## SHORT EXERCISE
Extract all of the entries and give them again, word for word.

## SUPPLIED RECORDS

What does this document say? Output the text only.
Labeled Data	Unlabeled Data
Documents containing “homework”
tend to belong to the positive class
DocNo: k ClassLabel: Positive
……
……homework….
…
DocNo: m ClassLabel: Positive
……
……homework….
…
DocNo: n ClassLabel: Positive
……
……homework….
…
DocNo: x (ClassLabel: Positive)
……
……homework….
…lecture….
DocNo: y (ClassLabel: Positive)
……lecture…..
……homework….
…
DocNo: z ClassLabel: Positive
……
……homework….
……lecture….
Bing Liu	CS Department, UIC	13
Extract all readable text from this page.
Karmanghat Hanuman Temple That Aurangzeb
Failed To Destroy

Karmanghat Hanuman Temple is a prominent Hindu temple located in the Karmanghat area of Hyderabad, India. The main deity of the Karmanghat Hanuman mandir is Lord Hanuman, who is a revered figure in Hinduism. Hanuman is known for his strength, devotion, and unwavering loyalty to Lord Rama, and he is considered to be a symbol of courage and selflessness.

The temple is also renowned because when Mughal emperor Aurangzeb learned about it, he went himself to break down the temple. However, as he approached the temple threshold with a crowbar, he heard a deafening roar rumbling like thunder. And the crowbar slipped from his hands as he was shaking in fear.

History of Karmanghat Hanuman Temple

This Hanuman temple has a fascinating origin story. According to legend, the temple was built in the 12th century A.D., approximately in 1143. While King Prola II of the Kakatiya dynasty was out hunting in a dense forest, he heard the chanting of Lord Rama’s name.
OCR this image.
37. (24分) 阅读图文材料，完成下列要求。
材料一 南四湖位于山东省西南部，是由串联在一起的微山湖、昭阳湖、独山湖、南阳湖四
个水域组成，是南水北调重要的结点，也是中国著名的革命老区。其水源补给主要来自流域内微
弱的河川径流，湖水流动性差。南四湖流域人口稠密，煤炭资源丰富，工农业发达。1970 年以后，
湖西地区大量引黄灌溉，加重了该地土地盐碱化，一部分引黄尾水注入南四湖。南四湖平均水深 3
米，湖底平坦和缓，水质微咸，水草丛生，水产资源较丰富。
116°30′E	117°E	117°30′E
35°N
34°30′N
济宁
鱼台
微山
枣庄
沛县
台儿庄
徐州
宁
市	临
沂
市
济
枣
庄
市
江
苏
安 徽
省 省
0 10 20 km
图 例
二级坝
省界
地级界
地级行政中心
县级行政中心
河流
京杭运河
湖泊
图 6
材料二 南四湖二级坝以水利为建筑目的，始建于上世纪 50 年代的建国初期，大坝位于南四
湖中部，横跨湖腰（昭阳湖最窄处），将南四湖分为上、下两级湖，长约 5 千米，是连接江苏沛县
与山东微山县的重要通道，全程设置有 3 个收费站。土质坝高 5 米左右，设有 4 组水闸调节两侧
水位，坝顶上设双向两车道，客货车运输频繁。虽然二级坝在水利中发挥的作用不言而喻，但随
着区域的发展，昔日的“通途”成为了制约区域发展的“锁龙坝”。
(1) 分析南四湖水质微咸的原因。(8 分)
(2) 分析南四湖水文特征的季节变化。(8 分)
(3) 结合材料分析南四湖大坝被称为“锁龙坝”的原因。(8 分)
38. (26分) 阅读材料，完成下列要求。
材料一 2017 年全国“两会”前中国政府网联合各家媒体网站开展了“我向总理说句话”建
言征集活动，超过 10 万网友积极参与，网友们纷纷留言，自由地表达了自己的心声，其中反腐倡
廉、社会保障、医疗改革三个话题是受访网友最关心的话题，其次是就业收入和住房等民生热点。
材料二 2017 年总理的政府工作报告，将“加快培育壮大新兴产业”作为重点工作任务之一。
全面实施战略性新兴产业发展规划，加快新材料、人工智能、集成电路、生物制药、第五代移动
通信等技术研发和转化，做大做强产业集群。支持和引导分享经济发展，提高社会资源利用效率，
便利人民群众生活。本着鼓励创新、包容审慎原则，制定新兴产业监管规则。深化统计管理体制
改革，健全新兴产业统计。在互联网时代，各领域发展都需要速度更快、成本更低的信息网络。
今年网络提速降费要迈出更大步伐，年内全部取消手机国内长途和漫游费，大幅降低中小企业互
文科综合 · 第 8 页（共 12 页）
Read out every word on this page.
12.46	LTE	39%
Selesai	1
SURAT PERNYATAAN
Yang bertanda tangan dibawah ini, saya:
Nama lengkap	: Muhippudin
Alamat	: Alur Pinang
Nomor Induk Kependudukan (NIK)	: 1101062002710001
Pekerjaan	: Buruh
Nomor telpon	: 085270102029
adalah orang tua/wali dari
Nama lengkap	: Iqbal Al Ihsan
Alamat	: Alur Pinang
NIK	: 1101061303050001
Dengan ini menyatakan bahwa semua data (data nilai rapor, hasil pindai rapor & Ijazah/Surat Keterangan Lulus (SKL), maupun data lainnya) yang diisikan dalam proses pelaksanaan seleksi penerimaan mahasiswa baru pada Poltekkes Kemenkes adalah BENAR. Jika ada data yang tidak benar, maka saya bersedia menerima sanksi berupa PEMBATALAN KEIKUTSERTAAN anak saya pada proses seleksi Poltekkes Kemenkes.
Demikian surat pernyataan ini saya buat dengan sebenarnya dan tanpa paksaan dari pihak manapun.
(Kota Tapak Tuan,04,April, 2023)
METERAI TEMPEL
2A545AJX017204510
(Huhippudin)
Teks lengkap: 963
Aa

## FINISHED EXERCISE
What does this document say? Output the text only.
Labeled Data	Unlabeled Data
Documents containing “homework”
tend to belong to the positive class
DocNo: k ClassLabel: Positive
……
……homework….
…
DocNo: m ClassLabel: Positive
……
……homework….
…
DocNo: n ClassLabel: Positive
……
……homework….
…
DocNo: x (ClassLabel: Positive)
……
……homework….
…lecture….
DocNo: y (ClassLabel: Positive)
……lecture…..
……homework….
…
DocNo: z ClassLabel: Positive
……
……homework….
……lecture….
Bing Liu	CS Department, UIC	13
Extract all readable text from this page.
Karmanghat Hanuman Temple That Aurangzeb
Failed To Destroy

Karmanghat Hanuman Temple is a prominent Hindu temple located in the Karmanghat area of Hyderabad, India. The main deity of the Karmanghat Hanuman mandir is Lord Hanuman, who is a revered figure in Hinduism. Hanuman is known for his strength, devotion, and unwavering loyalty to Lord Rama, and he is considered to be a symbol of courage and selflessness.

The temple is also renowned because when Mughal emperor Aurangzeb learned about it, he went himself to break down the temple. However, as he approached the temple threshold with a crowbar, he heard a deafening roar rumbling like thunder. And the crowbar slipped from his hands as he was shaking in fear.

History of Karmanghat Hanuman Temple

This Hanuman temple has a fascinating origin story. According to legend, the temple was built in the 12th century A.D., approximately in 1143. While King Prola II of the Kakatiya dynasty was out hunting in a dense forest, he heard the chanting of Lord Rama’s name.
OCR this image.
37. (24分) 阅读图文材料，完成下列要求。
材料一 南四湖位于山东省西南部，是由串联在一起的微山湖、昭阳湖、独山湖、南阳湖四
个水域组成，是南水北调重要的结点，也是中国著名的革命老区。其水源补给主要来自流域内微
弱的河川径流，湖水流动性差。南四湖流域人口稠密，煤炭资源丰富，工农业发达。1970 年以后，
湖西地区大量引黄灌溉，加重了该地土地盐碱化，一部分引黄尾水注入南四湖。南四湖平均水深 3
米，湖底平坦和缓，水质微咸，水草丛生，水产资源较丰富。
116°30′E	117°E	117°30′E
35°N
34°30′N
济宁
鱼台
微山
枣庄
沛县
台儿庄
徐州
宁
市	临
沂
市
济
枣
庄
市
江
苏
安 徽
省 省
0 10 20 km
图 例
二级坝
省界
地级界
地级行政中心
县级行政中心
河流
京杭运河
湖泊
图 6
材料二 南四湖二级坝以水利为建筑目的，始建于上世纪 50 年代的建国初期，大坝位于南四
湖中部，横跨湖腰（昭阳湖最窄处），将南四湖分为上、下两级湖，长约 5 千米，是连接江苏沛县
与山东微山县的重要通道，全程设置有 3 个收费站。土质坝高 5 米左右，设有 4 组水闸调节两侧
水位，坝顶上设双向两车道，客货车运输频繁。虽然二级坝在水利中发挥的作用不言而喻，但随
着区域的发展，昔日的“通途”成为了制约区域发展的“锁龙坝”。
(1) 分析南四湖水质微咸的原因。(8 分)
(2) 分析南四湖水文特征的季节变化。(8 分)
(3) 结合材料分析南四湖大坝被称为“锁龙坝”的原因。(8 分)
38. (26分) 阅读材料，完成下列要求。
材料一 2017 年全国“两会”前中国政府网联合各家媒体网站开展了“我向总理说句话”建
言征集活动，超过 10 万网友积极参与，网友们纷纷留言，自由地表达了自己的心声，其中反腐倡
廉、社会保障、医疗改革三个话题是受访网友最关心的话题，其次是就业收入和住房等民生热点。
材料二 2017 年总理的政府工作报告，将“加快培育壮大新兴产业”作为重点工作任务之一。
全面实施战略性新兴产业发展规划，加快新材料、人工智能、集成电路、生物制药、第五代移动
通信等技术研发和转化，做大做强产业集群。支持和引导分享经济发展，提高社会资源利用效率，
便利人民群众生活。本着鼓励创新、包容审慎原则，制定新兴产业监管规则。深化统计管理体制
改革，健全新兴产业统计。在互联网时代，各领域发展都需要速度更快、成本更低的信息网络。
今年网络提速降费要迈出更大步伐，年内全部取消手机国内长途和漫游费，大幅降低中小企业互
文科综合 · 第 8 页（共 12 页）
Read out every word on this page.
12.46	LTE	39%
Selesai	1
SURAT PERNYATAAN
Yang bertanda tangan dibawah ini, saya:
Nama lengkap	: Muhippudin
Alamat	: Alur Pinang
Nomor Induk Kependudukan (NIK)	: 1101062002710001
Pekerjaan	: Buruh
Nomor telpon	: 085270102029
adalah orang tua/wali dari
Nama lengkap	: Iqbal Al Ihsan
Alamat	: Alur Pinang
NIK	: 1101061303050001
Dengan ini menyatakan bahwa semua data (data nilai rapor, hasil pindai rapor & Ijazah/Surat Keterangan Lulus (SKL), maupun data lainnya) yang diisikan dalam proses pelaksanaan seleksi penerimaan mahasiswa baru pada Poltekkes Kemenkes adalah BENAR. Jika ada data yang tidak benar, maka saya bersedia menerima sanksi berupa PEMBATALAN KEIKUTSERTAAN anak saya pada proses seleksi Poltekkes Kemenkes.
Demikian surat pernyataan ini saya buat dengan sebenarnya dan tanpa paksaan dari pihak manapun.
(Kota Tapak Tuan,04,April, 2023)
METERAI TEMPEL
2A545AJX017204510
(Huhippudin)
Teks lengkap: 963
Aa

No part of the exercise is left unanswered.